- _EXERCISE OBJECTIVE_:
Lines that hold the word "있으므로" should be located and copied.

- _RECORDS SUPPLIED_:

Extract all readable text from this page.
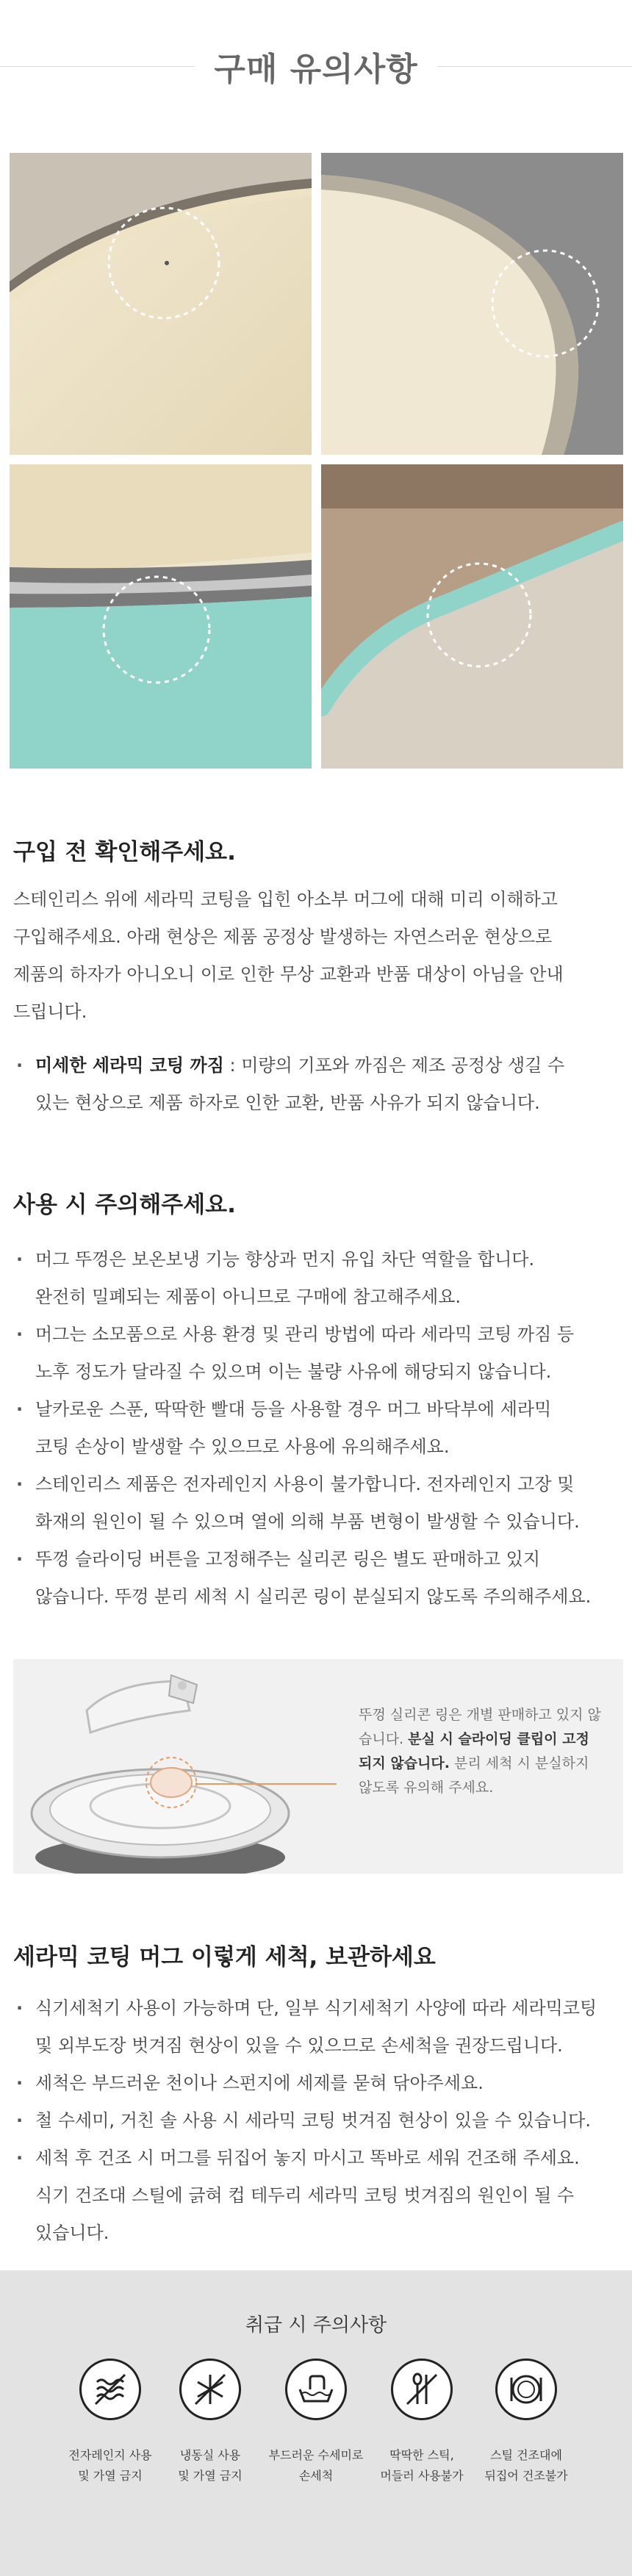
구매 유의사항
구입 전 확인해주세요.
스테인리스 위에 세라믹 코팅을 입힌 아소부 머그에 대해 미리 이해하고
구입해주세요. 아래 현상은 제품 공정상 발생하는 자연스러운 현상으로
제품의 하자가 아니오니 이로 인한 무상 교환과 반품 대상이 아님을 안내
드립니다.
· 미세한 세라믹 코팅 까짐 : 미량의 기포와 까짐은 제조 공정상 생길 수
있는 현상으로 제품 하자로 인한 교환, 반품 사유가 되지 않습니다.
사용 시 주의해주세요.
· 머그 뚜껑은 보온보냉 기능 향상과 먼지 유입 차단 역할을 합니다.
완전히 밀폐되는 제품이 아니므로 구매에 참고해주세요.
· 머그는 소모품으로 사용 환경 및 관리 방법에 따라 세라믹 코팅 까짐 등
노후 정도가 달라질 수 있으며 이는 불량 사유에 해당되지 않습니다.
· 날카로운 스푼, 딱딱한 빨대 등을 사용할 경우 머그 바닥부에 세라믹
코팅 손상이 발생할 수 있으므로 사용에 유의해주세요.
· 스테인리스 제품은 전자레인지 사용이 불가합니다. 전자레인지 고장 및
화재의 원인이 될 수 있으며 열에 의해 부품 변형이 발생할 수 있습니다.
· 뚜껑 슬라이딩 버튼을 고정해주는 실리콘 링은 별도 판매하고 있지
않습니다. 뚜껑 분리 세척 시 실리콘 링이 분실되지 않도록 주의해주세요.
뚜껑 실리콘 링은 개별 판매하고 있지 않습니다. 분실 시 슬라이딩 클립이 고정되지 않습니다. 분리 세척 시 분실하지 않도록 유의해 주세요.
세라믹 코팅 머그 이렇게 세척, 보관하세요
· 식기세척기 사용이 가능하며 단, 일부 식기세척기 사양에 따라 세라믹코팅
및 외부도장 벗겨짐 현상이 있을 수 있으므로 손세척을 권장드립니다.
· 세척은 부드러운 천이나 스펀지에 세제를 묻혀 닦아주세요.
· 철 수세미, 거친 솔 사용 시 세라믹 코팅 벗겨짐 현상이 있을 수 있습니다.
· 세척 후 건조 시 머그를 뒤집어 놓지 마시고 똑바로 세워 건조해 주세요.
식기 건조대 스틸에 긁혀 컵 테두리 세라믹 코팅 벗겨짐의 원인이 될 수
있습니다.
취급 시 주의사항
전자레인지 사용
및 가열 금지
냉동실 사용
및 가열 금지
부드러운 수세미로
손세척
딱딱한 스틱,
머들러 사용불가
스틸 건조대에
뒤집어 건조불가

- _FINAL RESULT_:
코팅 손상이 발생할 수 있으므로 사용에 유의해주세요.
및 외부도장 벗겨짐 현상이 있을 수 있으므로 손세척을 권장드립니다.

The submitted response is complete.